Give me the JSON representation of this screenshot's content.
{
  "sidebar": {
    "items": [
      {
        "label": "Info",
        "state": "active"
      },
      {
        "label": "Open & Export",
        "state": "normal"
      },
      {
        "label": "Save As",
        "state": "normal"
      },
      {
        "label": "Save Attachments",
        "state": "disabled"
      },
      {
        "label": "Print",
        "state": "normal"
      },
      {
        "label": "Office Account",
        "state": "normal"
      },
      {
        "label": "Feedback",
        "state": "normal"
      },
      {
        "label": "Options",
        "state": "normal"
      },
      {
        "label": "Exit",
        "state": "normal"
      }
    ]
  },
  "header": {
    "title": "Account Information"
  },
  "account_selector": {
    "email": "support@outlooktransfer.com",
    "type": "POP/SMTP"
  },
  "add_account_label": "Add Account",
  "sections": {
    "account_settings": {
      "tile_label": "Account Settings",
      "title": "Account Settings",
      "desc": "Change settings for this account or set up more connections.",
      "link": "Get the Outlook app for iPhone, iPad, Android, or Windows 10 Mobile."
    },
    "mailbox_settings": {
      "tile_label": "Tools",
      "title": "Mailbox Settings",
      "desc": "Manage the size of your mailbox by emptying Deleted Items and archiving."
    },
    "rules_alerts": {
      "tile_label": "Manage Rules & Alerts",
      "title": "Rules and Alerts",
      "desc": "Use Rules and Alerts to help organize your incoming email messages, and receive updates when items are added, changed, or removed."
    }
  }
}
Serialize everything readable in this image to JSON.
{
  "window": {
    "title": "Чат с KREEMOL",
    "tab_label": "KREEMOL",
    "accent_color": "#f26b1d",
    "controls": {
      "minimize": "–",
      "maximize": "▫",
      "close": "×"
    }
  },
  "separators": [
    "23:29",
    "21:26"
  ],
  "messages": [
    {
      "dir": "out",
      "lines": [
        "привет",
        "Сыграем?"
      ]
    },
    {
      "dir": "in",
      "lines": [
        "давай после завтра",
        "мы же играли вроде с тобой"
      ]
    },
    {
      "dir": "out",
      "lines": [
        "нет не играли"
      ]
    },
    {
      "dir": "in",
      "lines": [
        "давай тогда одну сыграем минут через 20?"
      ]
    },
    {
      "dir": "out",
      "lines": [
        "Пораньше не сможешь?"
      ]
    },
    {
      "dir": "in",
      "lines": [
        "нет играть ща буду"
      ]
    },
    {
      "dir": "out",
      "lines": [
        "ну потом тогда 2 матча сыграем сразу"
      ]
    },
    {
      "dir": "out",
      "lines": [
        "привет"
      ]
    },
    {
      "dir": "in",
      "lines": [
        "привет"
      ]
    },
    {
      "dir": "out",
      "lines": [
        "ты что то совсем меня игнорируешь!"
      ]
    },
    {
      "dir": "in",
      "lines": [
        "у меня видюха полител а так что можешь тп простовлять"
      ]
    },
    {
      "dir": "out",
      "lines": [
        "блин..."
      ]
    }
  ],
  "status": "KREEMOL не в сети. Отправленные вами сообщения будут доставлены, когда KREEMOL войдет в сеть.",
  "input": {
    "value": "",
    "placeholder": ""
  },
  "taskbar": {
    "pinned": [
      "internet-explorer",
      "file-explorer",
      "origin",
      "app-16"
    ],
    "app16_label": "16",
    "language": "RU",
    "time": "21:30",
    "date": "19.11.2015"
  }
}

Written task: Determine how many lines of the records above contain the word "JSON", and report only that number.

Written reply: 2